Texte à lire:

------------------------------

Le Sénat est amené à examiner en deuxième lecture le projet de loi portant création de la Haute autorité de lutte contre les discriminations et pour l'égalité.
Le projet de loi initial a été considérablement élargi et enrichi avec l'adoption par le Sénat en première lecture de quatre amendements du Gouvernement reprenant, avec d'importantes modifications tenant compte des critiques soulevées, l'essentiel des dispositions du projet de loi relatif à la lutte contre les propos discriminatoires à caractère sexiste ou homophobe déposé à l'Assemblée nationale en juin dernier.
Le texte a d'ailleurs gagné en consensus, puisqu'au delà de la passion qui a parfois animé les débats à l'Assemblée, le projet de loi a finalement recueilli les votes favorables de l'UMP, de l'UDF et du PS, seul le groupe communiste s'abstenant.
Je vous rappelle, mes chers collègues, que le Sénat avait adopté en première lecture trente-cinq des quatre-vingt-huit amendements déposés, dont dix-sept sur proposition de votre commission des lois, tandis que l'Assemblée nationale a voté quinze amendements en deuxième lecture, dont huit concernent le renforcement de la lutte contre les propos discriminatoires à caractère sexiste ou homophobe.
En deuxième lecture, l'Assemblée nationale a adopté treize articles conformes et voté sans modification la plupart des amendements du Sénat, qu'il s'agisse de l'objectif de représentation équilibrée entre les hommes et les femmes pour la désignation des membres de la Haute autorité, du régime de déport de ceux-ci en cas de conflit d'intérêts, de l'ouverture de la saisine aux associations et aux parlementaires ou d'un certain nombre de garanties de procédure visant, par exemple, à assurer le respect du principe du contradictoire ou à exclure les avocats du champ d'application de la levée des sanctions pénales liées à la révélation d'informations concernées par le secret professionnel.
Il en va de même d'un certain nombre d'amendements relatifs aux modalités du concours des autorités publiques aux investigations de la Haute autorité, aux conditions d'information du Procureur de la République en cas de médiation, à l'affirmation du rôle consultatif de la Haute autorité et à la suppression de la gratuité du service d'accueil téléphonique.

------------------------------

Données affichées:
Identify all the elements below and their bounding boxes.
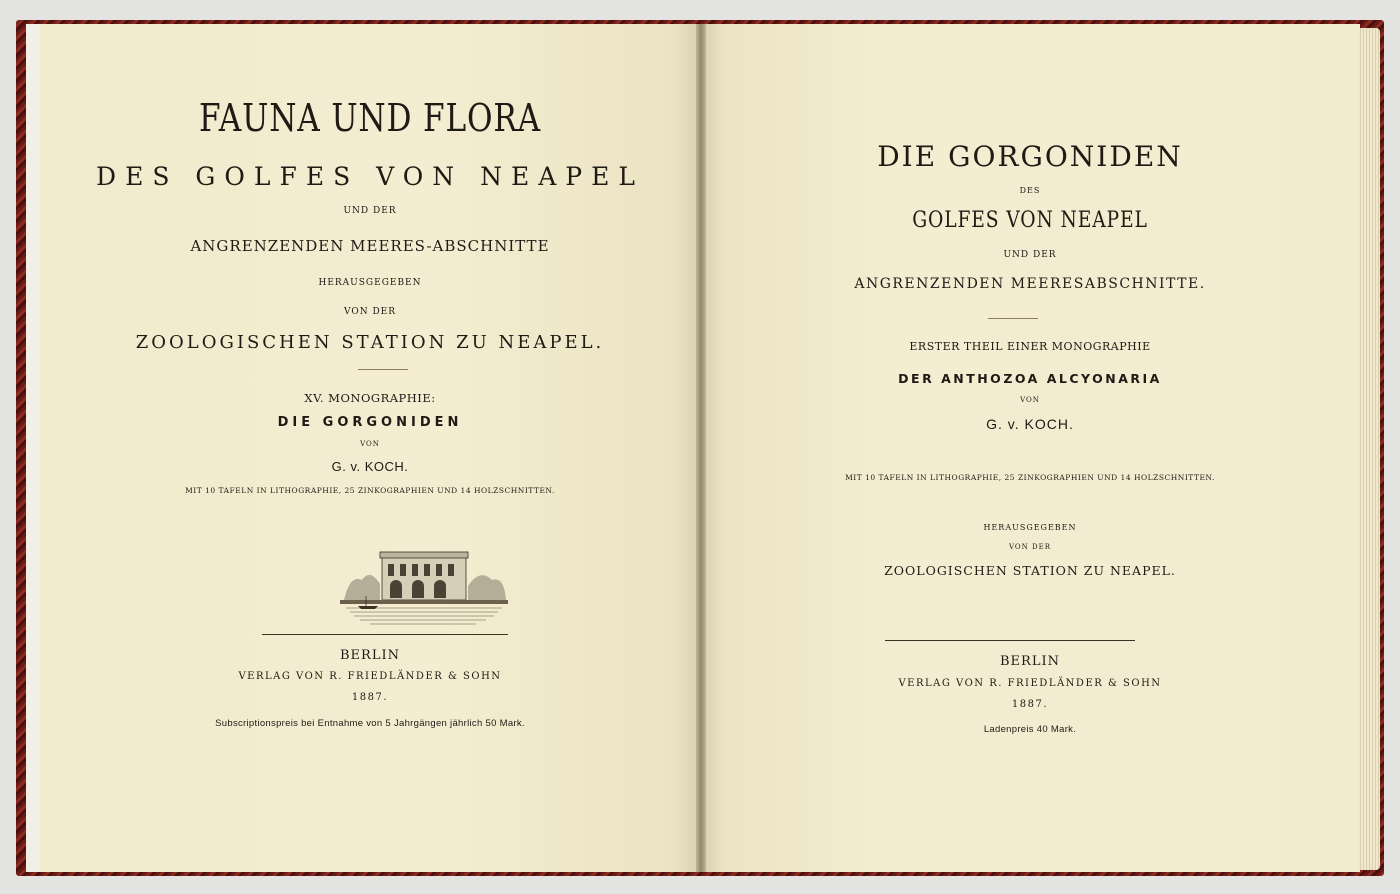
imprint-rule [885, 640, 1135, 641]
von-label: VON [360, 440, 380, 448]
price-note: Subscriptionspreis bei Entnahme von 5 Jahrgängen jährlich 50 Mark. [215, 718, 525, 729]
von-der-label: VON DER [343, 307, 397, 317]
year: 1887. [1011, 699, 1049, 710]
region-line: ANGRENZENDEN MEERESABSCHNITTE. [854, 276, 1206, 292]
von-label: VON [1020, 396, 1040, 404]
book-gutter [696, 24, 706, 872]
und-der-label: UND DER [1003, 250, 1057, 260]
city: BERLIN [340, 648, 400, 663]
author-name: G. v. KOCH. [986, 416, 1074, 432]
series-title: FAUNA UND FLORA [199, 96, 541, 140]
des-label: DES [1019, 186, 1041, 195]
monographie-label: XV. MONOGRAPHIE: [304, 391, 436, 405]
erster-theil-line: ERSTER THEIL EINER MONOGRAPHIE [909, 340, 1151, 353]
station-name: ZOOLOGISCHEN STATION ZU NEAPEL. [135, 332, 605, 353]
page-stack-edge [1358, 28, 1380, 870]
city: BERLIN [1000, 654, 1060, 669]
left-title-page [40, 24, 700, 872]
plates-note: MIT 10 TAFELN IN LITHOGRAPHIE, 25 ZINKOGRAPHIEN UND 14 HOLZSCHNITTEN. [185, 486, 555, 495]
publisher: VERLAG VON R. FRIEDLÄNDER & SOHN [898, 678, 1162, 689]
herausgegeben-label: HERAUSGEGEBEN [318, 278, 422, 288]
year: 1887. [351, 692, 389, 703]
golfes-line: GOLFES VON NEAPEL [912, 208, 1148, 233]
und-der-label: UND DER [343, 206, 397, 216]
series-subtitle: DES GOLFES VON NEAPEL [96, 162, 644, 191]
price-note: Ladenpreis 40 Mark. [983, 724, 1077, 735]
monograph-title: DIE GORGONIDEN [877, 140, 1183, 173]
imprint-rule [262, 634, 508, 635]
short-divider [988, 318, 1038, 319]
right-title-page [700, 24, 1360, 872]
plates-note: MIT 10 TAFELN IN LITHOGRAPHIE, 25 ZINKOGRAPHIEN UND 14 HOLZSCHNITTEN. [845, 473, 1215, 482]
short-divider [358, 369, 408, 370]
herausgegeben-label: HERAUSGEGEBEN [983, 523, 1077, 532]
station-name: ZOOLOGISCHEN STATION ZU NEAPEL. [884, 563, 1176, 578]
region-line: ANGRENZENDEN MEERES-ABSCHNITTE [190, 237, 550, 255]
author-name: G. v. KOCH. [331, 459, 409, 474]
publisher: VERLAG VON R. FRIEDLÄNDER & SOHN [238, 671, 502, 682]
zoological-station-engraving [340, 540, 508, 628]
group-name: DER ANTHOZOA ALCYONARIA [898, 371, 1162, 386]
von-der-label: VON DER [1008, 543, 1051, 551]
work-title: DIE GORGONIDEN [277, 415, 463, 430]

------------------------------

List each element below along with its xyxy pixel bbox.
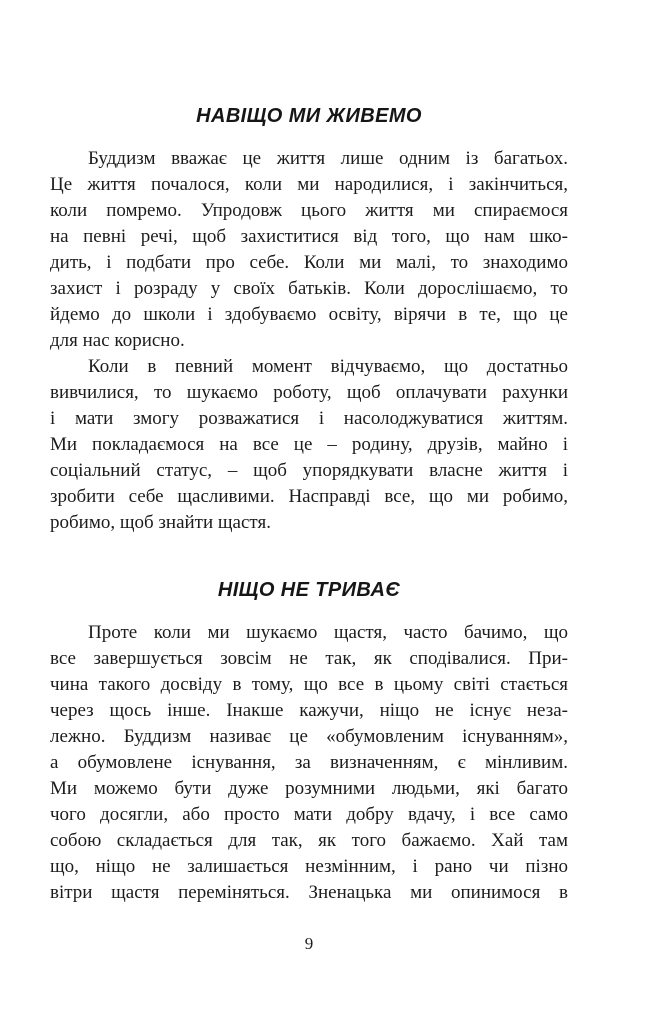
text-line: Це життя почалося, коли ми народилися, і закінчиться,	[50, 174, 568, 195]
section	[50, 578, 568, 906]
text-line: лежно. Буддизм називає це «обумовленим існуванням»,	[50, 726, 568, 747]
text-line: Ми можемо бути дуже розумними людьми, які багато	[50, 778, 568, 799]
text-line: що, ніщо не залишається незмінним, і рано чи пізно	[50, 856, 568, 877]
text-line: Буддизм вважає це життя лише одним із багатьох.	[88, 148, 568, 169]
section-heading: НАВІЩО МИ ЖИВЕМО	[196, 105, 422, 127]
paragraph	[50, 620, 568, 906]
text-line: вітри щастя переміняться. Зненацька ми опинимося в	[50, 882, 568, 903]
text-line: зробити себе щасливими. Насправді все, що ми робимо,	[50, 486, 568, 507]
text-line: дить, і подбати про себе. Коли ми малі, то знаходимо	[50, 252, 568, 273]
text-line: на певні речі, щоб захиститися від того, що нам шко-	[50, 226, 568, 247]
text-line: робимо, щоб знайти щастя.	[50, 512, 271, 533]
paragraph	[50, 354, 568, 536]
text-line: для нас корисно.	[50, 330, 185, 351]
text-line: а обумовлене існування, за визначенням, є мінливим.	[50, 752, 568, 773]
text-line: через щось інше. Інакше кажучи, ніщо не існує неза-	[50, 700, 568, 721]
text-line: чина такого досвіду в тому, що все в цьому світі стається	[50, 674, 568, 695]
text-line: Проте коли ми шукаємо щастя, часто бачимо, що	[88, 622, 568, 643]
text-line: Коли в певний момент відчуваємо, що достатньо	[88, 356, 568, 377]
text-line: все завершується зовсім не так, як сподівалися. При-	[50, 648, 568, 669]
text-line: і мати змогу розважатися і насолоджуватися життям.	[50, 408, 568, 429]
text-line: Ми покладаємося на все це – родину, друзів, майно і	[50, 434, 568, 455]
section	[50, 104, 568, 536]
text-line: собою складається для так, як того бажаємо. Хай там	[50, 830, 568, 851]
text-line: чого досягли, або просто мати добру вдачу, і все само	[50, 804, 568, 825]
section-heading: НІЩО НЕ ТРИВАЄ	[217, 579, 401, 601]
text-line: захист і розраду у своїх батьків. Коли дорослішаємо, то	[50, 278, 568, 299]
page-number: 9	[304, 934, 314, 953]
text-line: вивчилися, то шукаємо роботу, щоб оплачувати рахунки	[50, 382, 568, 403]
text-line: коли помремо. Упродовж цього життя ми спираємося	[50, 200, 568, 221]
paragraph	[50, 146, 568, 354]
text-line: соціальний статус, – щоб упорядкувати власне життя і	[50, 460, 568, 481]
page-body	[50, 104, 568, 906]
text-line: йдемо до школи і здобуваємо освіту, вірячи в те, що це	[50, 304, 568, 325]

------------------------------

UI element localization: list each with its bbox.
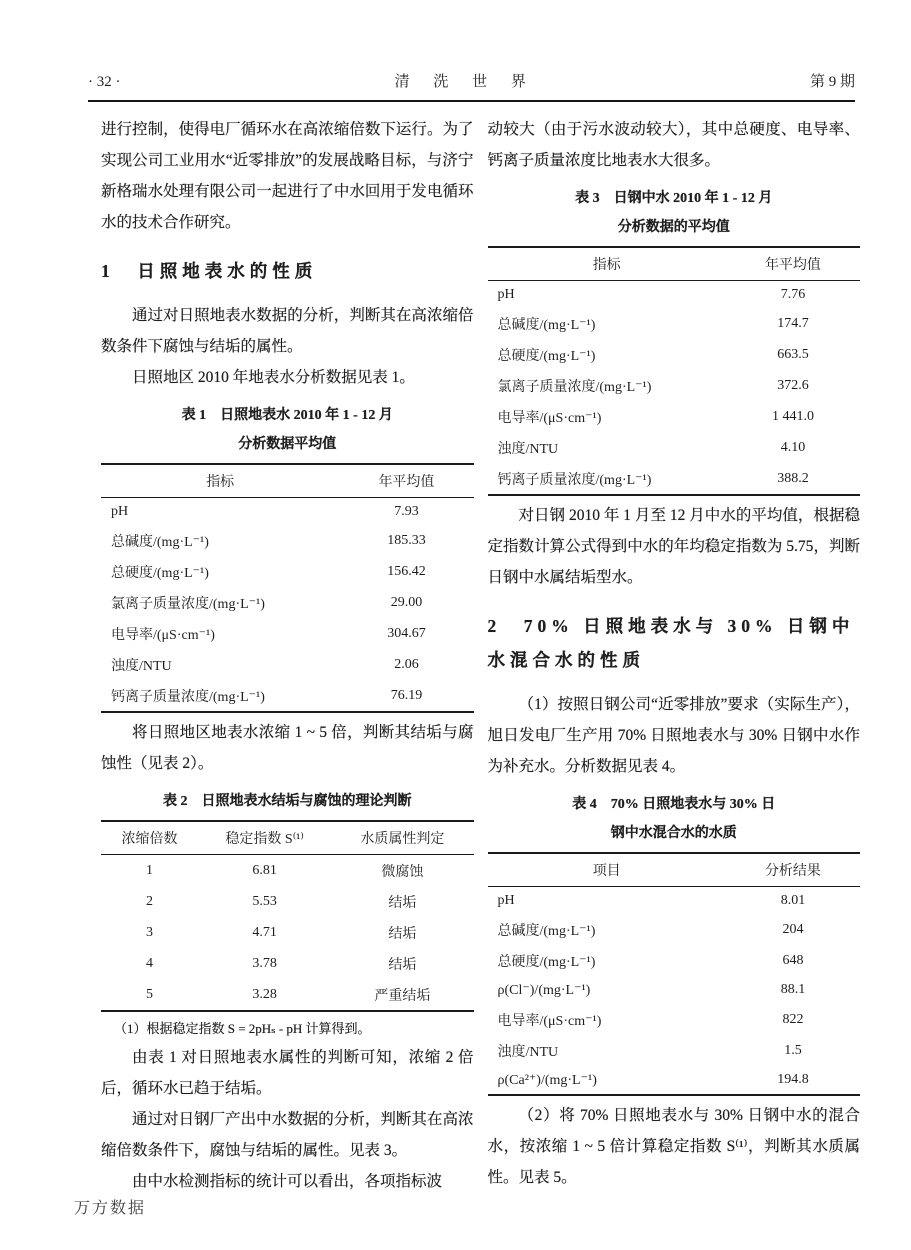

------------------------------

Travail à faire:
(a) D'après le texte à lire, quel groupe s'est abstenu lors du vote du projet de loi ?
(b) Énumérez les formations politiques qui, selon le texte à lire, ont voté en faveur du projet de loi.
(c) Recopiez le passage du texte à lire qui commence par « Il en va de » et se termine par « service d'accueil téléphonique. ».

Réponses complètes:
(a) Le groupe communiste.

(b) L'UMP, l'UDF et le PS.

(c)
Il en va de même d'un certain nombre d'amendements relatifs aux modalités du concours des autorités publiques aux investigations de la Haute autorité, aux conditions d'information du Procureur de la République en cas de médiation, à l'affirmation du rôle consultatif de la Haute autorité et à la suppression de la gratuité du service d'accueil téléphonique.